» **STATED PROBLEM**: Sift the material for lines containing "leven", and return them.

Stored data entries
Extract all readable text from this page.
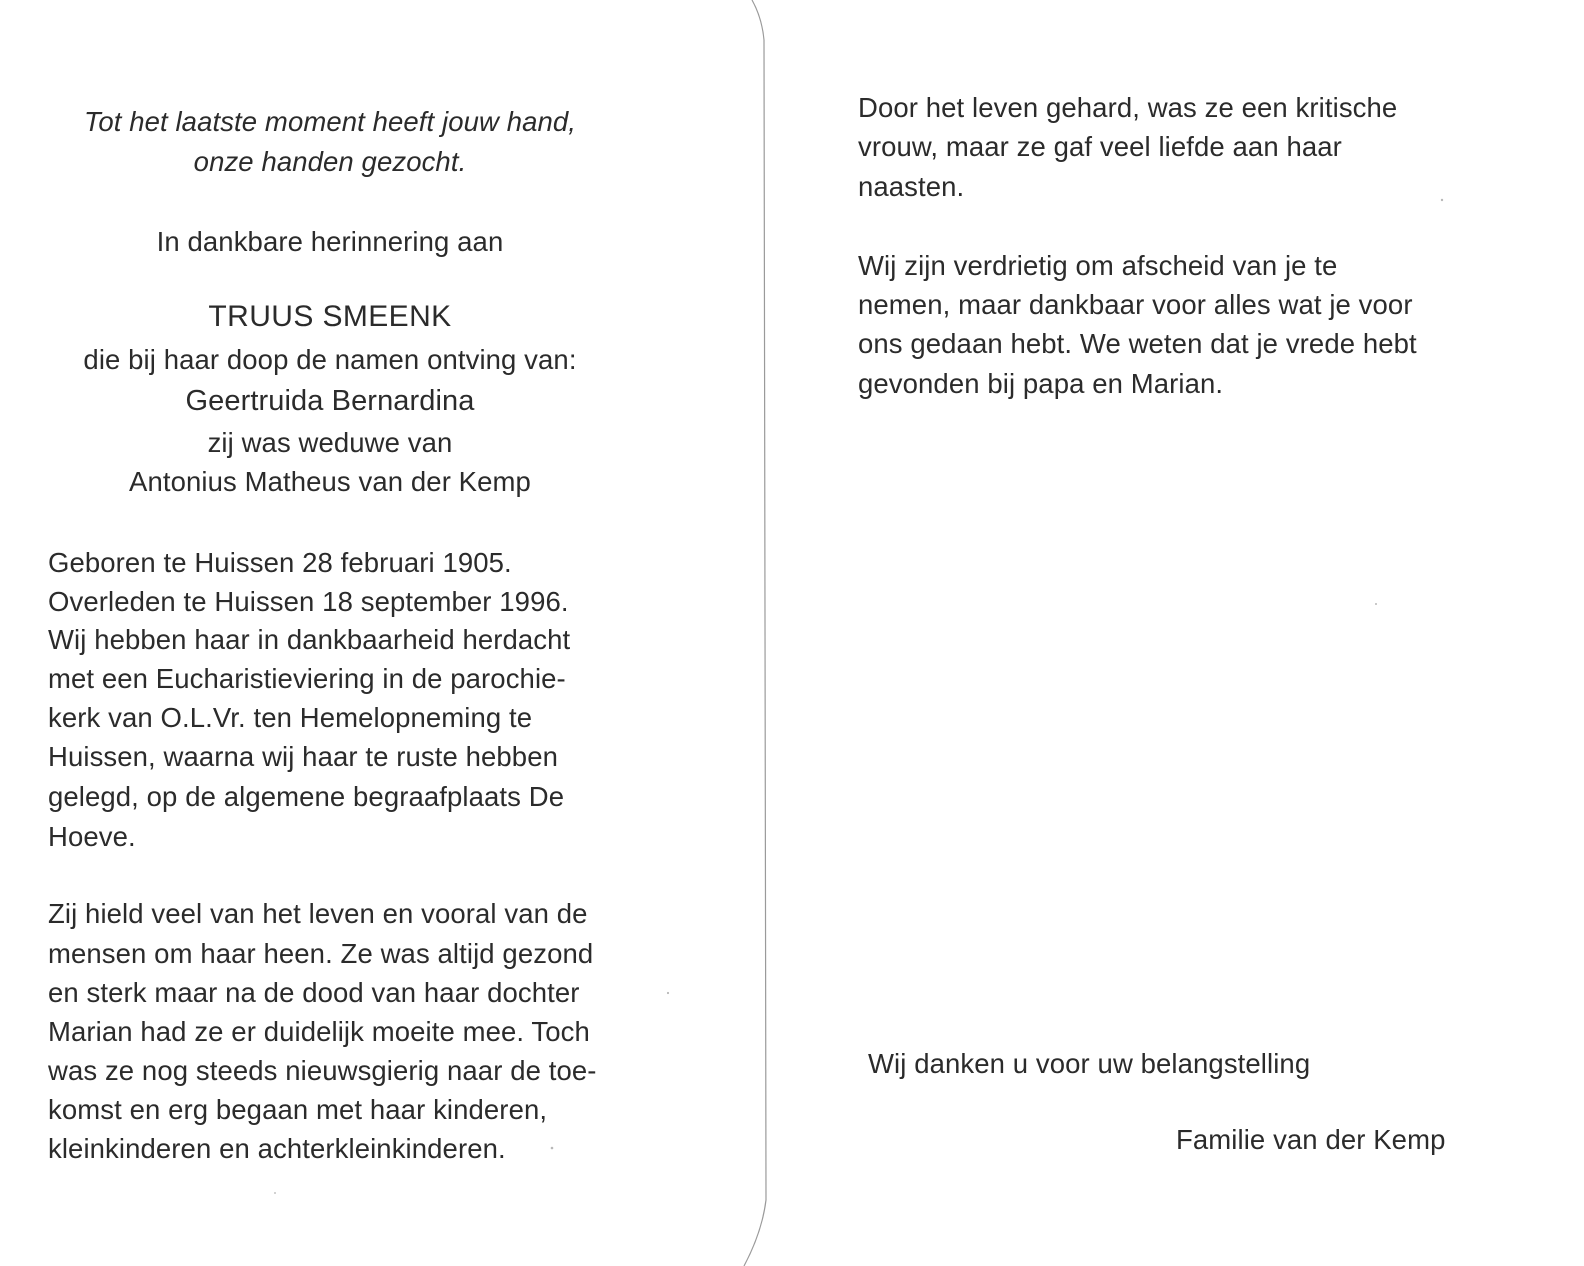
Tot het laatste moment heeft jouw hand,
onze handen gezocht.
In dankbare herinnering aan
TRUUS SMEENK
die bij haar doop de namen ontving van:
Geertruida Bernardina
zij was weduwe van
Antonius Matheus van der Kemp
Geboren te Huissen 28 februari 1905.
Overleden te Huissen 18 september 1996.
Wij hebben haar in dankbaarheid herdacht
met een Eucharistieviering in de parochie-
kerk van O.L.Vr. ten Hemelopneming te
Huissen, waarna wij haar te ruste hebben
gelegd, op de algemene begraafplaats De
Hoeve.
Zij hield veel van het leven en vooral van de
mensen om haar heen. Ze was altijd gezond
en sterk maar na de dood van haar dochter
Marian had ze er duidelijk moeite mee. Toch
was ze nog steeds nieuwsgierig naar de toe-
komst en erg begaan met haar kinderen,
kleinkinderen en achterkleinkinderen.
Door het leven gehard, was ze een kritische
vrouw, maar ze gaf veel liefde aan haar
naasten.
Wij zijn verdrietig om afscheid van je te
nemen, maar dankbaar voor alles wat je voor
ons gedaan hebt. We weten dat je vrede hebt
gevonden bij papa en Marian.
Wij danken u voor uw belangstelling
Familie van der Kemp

--

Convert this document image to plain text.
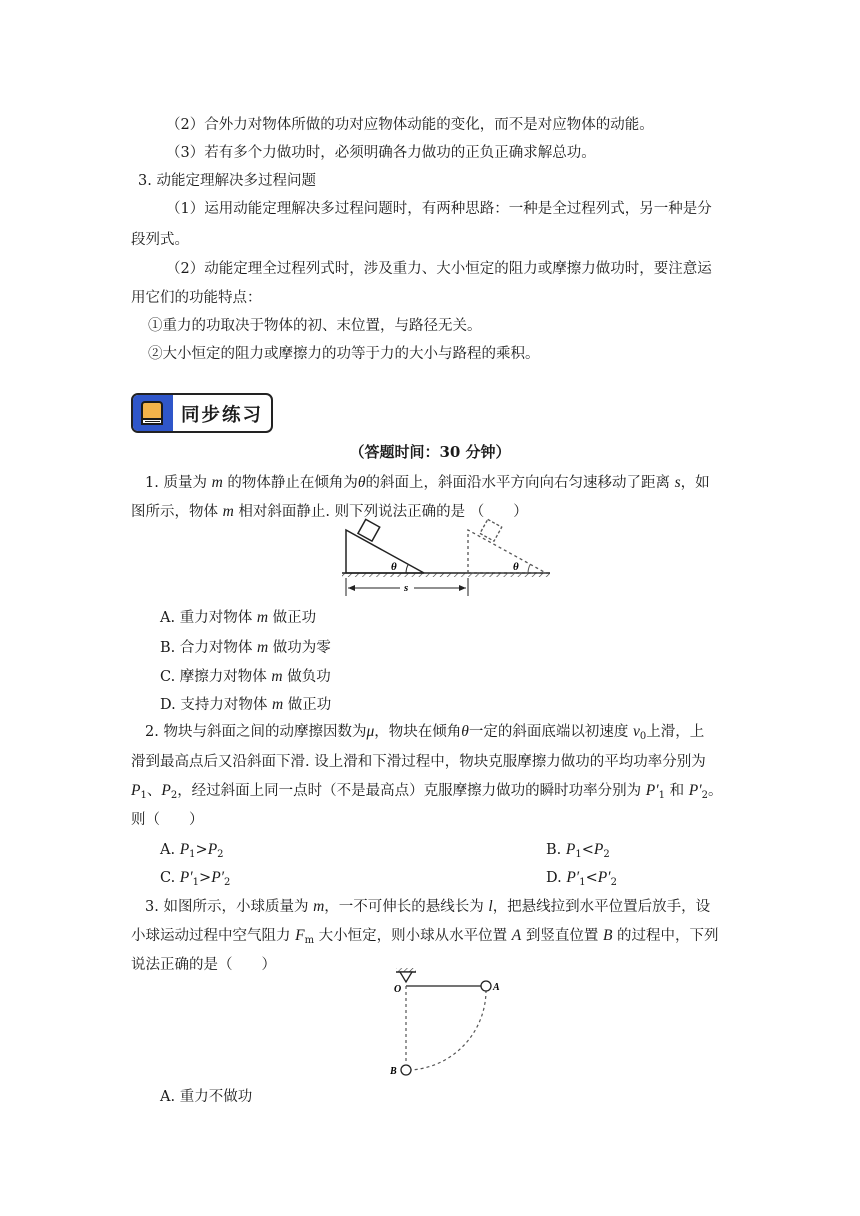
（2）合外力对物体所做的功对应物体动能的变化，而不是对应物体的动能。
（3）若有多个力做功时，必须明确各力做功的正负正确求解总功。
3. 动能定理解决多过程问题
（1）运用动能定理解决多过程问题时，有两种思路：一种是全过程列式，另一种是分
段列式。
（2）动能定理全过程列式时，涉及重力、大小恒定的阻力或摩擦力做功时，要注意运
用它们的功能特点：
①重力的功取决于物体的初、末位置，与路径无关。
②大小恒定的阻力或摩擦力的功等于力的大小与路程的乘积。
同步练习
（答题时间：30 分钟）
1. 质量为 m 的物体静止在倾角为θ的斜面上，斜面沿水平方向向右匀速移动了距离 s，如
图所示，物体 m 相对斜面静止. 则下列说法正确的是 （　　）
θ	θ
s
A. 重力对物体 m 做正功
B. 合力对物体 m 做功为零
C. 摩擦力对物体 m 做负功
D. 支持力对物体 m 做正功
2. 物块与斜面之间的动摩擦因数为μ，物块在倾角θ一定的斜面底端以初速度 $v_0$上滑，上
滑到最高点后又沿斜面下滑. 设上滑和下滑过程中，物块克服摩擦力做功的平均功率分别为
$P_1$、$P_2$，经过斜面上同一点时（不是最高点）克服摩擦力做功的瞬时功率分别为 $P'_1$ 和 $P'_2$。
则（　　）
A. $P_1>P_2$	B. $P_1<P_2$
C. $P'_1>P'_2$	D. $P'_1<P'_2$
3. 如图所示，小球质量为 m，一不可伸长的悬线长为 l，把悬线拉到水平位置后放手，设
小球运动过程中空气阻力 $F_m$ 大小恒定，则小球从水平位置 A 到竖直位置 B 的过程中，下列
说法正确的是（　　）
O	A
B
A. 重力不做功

* * *

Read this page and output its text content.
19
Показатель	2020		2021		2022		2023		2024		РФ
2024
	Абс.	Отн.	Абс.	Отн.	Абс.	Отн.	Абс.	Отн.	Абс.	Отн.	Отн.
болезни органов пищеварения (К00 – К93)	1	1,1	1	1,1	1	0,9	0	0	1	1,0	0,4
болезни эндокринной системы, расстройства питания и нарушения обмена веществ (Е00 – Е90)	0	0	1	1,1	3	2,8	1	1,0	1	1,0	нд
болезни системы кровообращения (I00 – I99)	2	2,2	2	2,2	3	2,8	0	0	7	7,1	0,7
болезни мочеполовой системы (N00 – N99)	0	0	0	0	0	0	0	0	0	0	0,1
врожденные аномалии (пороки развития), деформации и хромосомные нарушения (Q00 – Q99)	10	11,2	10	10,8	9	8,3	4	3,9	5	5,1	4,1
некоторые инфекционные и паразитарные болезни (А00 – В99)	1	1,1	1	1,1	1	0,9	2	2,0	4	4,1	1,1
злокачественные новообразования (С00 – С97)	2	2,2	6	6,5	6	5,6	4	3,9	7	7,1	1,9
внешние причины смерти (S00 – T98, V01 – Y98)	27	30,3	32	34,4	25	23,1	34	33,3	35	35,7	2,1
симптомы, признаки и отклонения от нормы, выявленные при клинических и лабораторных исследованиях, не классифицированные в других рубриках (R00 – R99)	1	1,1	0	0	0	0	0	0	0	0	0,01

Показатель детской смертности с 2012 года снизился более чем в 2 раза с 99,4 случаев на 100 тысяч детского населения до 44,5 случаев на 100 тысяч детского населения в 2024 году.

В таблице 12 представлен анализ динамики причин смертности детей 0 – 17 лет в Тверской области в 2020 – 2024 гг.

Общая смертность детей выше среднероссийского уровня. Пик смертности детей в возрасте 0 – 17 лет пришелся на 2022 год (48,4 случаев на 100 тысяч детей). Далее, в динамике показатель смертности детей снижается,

» **EXERCISE OUTPUT**:
Zij hield veel van het leven en vooral van de
Door het leven gehard, was ze een kritische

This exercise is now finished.